_Exercise prompt:_ Copy each line of the material below that includes the string "таблице".

_Records shown:_
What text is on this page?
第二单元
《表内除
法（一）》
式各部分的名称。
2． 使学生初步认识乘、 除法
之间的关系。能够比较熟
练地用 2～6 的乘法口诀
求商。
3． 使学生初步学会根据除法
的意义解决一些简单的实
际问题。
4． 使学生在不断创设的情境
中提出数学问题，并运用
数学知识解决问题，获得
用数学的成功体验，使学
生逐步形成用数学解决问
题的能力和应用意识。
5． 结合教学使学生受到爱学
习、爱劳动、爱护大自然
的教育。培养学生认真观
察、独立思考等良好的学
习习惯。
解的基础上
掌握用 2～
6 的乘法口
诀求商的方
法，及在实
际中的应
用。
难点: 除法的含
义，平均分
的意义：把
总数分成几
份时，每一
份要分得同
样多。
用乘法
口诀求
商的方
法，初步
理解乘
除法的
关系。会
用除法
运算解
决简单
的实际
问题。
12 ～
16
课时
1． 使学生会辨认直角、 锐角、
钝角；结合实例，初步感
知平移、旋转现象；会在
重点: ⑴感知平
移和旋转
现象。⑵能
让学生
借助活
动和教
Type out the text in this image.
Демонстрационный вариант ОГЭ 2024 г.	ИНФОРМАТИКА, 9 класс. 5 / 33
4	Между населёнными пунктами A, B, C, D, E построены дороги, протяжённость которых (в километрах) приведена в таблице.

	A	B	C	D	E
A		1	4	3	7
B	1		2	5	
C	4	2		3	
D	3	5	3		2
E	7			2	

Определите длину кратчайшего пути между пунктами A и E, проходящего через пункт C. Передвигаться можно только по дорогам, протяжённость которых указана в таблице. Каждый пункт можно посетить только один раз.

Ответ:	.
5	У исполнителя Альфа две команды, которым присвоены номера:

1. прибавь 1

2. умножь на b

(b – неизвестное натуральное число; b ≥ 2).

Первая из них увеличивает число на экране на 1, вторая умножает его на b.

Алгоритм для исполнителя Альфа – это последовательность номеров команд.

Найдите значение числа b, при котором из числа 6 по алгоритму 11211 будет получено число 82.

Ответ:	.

--

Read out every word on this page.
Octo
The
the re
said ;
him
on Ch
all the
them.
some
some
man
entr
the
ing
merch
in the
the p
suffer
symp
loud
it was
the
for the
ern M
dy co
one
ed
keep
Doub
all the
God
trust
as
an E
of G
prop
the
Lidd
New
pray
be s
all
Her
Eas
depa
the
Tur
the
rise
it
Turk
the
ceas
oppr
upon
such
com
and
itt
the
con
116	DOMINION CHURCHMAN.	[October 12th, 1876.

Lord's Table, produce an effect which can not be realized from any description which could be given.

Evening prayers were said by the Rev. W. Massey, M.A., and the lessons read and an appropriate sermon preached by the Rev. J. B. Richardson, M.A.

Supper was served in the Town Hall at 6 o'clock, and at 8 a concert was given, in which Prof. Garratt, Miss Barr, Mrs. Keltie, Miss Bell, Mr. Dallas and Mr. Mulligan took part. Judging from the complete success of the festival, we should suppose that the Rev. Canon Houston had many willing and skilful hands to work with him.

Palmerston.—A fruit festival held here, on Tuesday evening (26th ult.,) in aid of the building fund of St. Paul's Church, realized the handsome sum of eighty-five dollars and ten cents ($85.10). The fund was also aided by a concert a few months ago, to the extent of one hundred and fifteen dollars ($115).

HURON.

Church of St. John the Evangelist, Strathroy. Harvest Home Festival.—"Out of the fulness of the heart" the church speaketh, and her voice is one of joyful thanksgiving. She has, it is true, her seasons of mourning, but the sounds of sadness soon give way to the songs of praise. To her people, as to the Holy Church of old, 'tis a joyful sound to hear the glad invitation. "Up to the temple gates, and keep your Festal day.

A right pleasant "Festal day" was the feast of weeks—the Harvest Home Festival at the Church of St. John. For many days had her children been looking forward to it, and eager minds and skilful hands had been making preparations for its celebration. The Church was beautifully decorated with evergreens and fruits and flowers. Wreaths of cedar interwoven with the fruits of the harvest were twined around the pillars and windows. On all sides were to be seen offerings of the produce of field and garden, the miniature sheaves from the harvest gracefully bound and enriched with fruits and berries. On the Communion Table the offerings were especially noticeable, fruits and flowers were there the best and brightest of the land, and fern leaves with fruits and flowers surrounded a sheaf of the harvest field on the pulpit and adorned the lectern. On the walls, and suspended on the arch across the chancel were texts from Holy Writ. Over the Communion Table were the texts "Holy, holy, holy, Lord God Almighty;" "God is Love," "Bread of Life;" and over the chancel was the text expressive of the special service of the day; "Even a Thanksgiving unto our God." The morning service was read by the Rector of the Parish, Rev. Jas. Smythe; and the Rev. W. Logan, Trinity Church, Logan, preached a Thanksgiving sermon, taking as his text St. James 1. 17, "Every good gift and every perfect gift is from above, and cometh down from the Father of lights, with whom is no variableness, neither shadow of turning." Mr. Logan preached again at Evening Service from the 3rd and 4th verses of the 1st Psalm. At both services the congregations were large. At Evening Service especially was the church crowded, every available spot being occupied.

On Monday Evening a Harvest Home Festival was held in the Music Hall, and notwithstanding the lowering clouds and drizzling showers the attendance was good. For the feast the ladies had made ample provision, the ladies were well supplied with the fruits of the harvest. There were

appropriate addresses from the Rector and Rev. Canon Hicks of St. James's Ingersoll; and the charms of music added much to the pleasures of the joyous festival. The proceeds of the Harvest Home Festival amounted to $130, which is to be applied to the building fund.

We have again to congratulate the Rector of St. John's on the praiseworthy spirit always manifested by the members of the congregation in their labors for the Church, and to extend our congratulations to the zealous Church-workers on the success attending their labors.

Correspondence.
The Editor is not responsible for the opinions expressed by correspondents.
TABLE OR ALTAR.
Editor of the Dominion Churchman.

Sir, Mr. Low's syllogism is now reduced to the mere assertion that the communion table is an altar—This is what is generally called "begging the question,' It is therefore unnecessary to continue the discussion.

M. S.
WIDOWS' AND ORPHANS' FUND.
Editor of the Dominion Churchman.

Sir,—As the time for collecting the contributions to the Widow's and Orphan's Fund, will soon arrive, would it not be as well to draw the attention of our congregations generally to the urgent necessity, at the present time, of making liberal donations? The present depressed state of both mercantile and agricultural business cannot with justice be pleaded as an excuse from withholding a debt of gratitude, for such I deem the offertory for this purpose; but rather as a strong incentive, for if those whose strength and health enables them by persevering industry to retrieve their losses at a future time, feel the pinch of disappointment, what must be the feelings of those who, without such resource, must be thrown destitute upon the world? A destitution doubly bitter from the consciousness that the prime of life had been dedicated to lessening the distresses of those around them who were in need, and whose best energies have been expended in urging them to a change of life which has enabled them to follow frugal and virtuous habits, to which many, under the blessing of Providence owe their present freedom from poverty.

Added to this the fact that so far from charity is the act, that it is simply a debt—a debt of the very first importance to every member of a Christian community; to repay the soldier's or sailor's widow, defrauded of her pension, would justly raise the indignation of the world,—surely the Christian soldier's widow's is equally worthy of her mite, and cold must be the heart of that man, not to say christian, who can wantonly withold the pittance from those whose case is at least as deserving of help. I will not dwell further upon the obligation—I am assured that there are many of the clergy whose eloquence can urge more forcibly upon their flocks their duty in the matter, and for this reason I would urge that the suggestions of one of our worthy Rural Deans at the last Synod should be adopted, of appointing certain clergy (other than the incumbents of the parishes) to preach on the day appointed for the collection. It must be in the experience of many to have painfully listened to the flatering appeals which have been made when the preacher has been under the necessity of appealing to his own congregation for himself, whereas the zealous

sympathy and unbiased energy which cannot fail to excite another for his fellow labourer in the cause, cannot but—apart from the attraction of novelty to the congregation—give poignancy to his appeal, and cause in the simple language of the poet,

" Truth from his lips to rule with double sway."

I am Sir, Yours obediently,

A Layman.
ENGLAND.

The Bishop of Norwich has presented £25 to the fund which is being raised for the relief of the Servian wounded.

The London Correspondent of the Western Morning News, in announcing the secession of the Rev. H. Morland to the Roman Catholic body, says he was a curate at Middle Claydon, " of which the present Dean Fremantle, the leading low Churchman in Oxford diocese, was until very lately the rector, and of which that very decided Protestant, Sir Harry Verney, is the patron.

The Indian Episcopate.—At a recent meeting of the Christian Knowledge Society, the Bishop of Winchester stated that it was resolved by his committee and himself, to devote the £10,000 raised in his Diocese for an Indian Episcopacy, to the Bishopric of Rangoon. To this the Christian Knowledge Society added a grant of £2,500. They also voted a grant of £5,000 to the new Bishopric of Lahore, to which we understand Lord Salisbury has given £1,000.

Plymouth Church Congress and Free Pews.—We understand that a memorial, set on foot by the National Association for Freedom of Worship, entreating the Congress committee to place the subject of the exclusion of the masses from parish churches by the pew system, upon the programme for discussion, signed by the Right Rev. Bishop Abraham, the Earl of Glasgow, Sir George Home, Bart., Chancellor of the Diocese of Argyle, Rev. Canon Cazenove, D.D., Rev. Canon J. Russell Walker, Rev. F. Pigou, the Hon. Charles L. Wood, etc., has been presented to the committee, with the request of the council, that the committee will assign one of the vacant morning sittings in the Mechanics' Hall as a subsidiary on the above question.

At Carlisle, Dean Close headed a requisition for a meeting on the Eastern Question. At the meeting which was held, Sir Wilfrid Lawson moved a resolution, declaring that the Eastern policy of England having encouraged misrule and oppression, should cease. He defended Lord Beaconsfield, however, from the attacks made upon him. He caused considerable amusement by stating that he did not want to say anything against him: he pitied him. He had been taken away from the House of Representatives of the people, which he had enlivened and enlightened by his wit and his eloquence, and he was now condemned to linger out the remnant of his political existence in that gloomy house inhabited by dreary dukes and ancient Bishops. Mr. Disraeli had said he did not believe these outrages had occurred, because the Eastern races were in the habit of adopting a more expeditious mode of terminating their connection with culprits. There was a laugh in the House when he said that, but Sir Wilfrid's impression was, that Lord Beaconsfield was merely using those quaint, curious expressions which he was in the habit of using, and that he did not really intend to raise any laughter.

_Answer to this problem:_
4	Между населёнными пунктами A, B, C, D, E построены дороги, протяжённость которых (в километрах) приведена в таблице.
Определите длину кратчайшего пути между пунктами A и E, проходящего через пункт C. Передвигаться можно только по дорогам, протяжённость которых указана в таблице. Каждый пункт можно посетить только один раз.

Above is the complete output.